■ Job: Set every record down verbatim and omit the pictures.
--- start Extracted data ---
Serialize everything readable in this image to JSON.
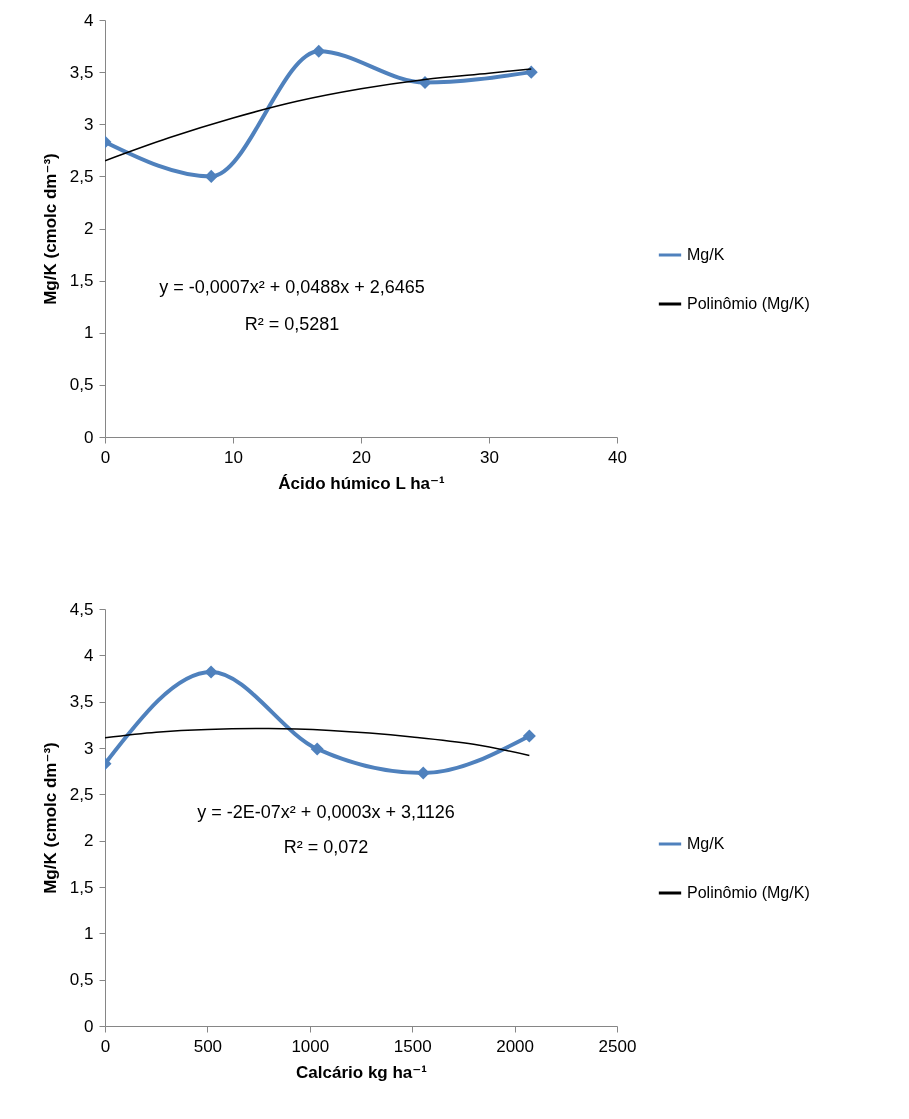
{
  "chart_data": [
    {
      "type": "line",
      "xlabel": "Ácido húmico L ha⁻¹",
      "ylabel": "Mg/K (cmolc dm⁻³)",
      "xlim": [
        0,
        40
      ],
      "xticks": [
        0,
        10,
        20,
        30,
        40
      ],
      "ylim": [
        0,
        4
      ],
      "yticks": [
        0,
        {
          "value": 0.5,
          "label": "0,5"
        },
        1,
        {
          "value": 1.5,
          "label": "1,5"
        },
        2,
        {
          "value": 2.5,
          "label": "2,5"
        },
        3,
        {
          "value": 3.5,
          "label": "3,5"
        },
        4
      ],
      "legend": "right",
      "marker": "diamond",
      "line_style": "solid",
      "series": [
        {
          "name": "Mg/K",
          "color": "#4f81bd",
          "x": [
            0,
            8.3,
            16.7,
            25,
            33.3
          ],
          "values": [
            2.83,
            2.5,
            3.7,
            3.4,
            3.5
          ]
        },
        {
          "name": "Polinômio (Mg/K)",
          "color": "#000000",
          "type": "line",
          "marker": "none",
          "x": [
            0,
            5,
            10,
            15,
            20,
            25,
            30,
            33.3
          ],
          "values": [
            2.65,
            2.87,
            3.06,
            3.22,
            3.34,
            3.43,
            3.49,
            3.53
          ]
        }
      ],
      "annotations": [
        "y = -0,0007x² + 0,0488x + 2,6465",
        "R² = 0,5281"
      ]
    },
    {
      "type": "line",
      "xlabel": "Calcário kg ha⁻¹",
      "ylabel": "Mg/K (cmolc dm⁻³)",
      "xlim": [
        0,
        2500
      ],
      "xticks": [
        0,
        500,
        1000,
        1500,
        2000,
        2500
      ],
      "ylim": [
        0,
        4.5
      ],
      "yticks": [
        0,
        {
          "value": 0.5,
          "label": "0,5"
        },
        1,
        {
          "value": 1.5,
          "label": "1,5"
        },
        2,
        {
          "value": 2.5,
          "label": "2,5"
        },
        3,
        {
          "value": 3.5,
          "label": "3,5"
        },
        4,
        {
          "value": 4.5,
          "label": "4,5"
        }
      ],
      "legend": "right",
      "marker": "diamond",
      "line_style": "solid",
      "series": [
        {
          "name": "Mg/K",
          "color": "#4f81bd",
          "x": [
            0,
            518,
            1036,
            1554,
            2072
          ],
          "values": [
            2.83,
            3.82,
            2.99,
            2.73,
            3.13
          ]
        },
        {
          "name": "Polinômio (Mg/K)",
          "color": "#000000",
          "type": "line",
          "marker": "none",
          "x": [
            0,
            250,
            500,
            800,
            1100,
            1500,
            1800,
            2072
          ],
          "values": [
            3.11,
            3.17,
            3.2,
            3.21,
            3.19,
            3.12,
            3.04,
            2.92
          ]
        }
      ],
      "annotations": [
        "y = -2E-07x² + 0,0003x + 3,1126",
        "R² = 0,072"
      ]
    }
  ]
}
--- end Extracted data ---
■ Expected output:
Serialize everything readable in this image to JSON.
{
  "chart_data": [
    {
      "type": "line",
      "xlabel": "Ácido húmico L ha⁻¹",
      "ylabel": "Mg/K (cmolc dm⁻³)",
      "xlim": [
        0,
        40
      ],
      "xticks": [
        0,
        10,
        20,
        30,
        40
      ],
      "ylim": [
        0,
        4
      ],
      "yticks": [
        0,
        {
          "value": 0.5,
          "label": "0,5"
        },
        1,
        {
          "value": 1.5,
          "label": "1,5"
        },
        2,
        {
          "value": 2.5,
          "label": "2,5"
        },
        3,
        {
          "value": 3.5,
          "label": "3,5"
        },
        4
      ],
      "legend": "right",
      "marker": "diamond",
      "line_style": "solid",
      "series": [
        {
          "name": "Mg/K",
          "color": "#4f81bd",
          "x": [
            0,
            8.3,
            16.7,
            25,
            33.3
          ],
          "values": [
            2.83,
            2.5,
            3.7,
            3.4,
            3.5
          ]
        },
        {
          "name": "Polinômio (Mg/K)",
          "color": "#000000",
          "type": "line",
          "marker": "none",
          "x": [
            0,
            5,
            10,
            15,
            20,
            25,
            30,
            33.3
          ],
          "values": [
            2.65,
            2.87,
            3.06,
            3.22,
            3.34,
            3.43,
            3.49,
            3.53
          ]
        }
      ],
      "annotations": [
        "y = -0,0007x² + 0,0488x + 2,6465",
        "R² = 0,5281"
      ]
    },
    {
      "type": "line",
      "xlabel": "Calcário kg ha⁻¹",
      "ylabel": "Mg/K (cmolc dm⁻³)",
      "xlim": [
        0,
        2500
      ],
      "xticks": [
        0,
        500,
        1000,
        1500,
        2000,
        2500
      ],
      "ylim": [
        0,
        4.5
      ],
      "yticks": [
        0,
        {
          "value": 0.5,
          "label": "0,5"
        },
        1,
        {
          "value": 1.5,
          "label": "1,5"
        },
        2,
        {
          "value": 2.5,
          "label": "2,5"
        },
        3,
        {
          "value": 3.5,
          "label": "3,5"
        },
        4,
        {
          "value": 4.5,
          "label": "4,5"
        }
      ],
      "legend": "right",
      "marker": "diamond",
      "line_style": "solid",
      "series": [
        {
          "name": "Mg/K",
          "color": "#4f81bd",
          "x": [
            0,
            518,
            1036,
            1554,
            2072
          ],
          "values": [
            2.83,
            3.82,
            2.99,
            2.73,
            3.13
          ]
        },
        {
          "name": "Polinômio (Mg/K)",
          "color": "#000000",
          "type": "line",
          "marker": "none",
          "x": [
            0,
            250,
            500,
            800,
            1100,
            1500,
            1800,
            2072
          ],
          "values": [
            3.11,
            3.17,
            3.2,
            3.21,
            3.19,
            3.12,
            3.04,
            2.92
          ]
        }
      ],
      "annotations": [
        "y = -2E-07x² + 0,0003x + 3,1126",
        "R² = 0,072"
      ]
    }
  ]
}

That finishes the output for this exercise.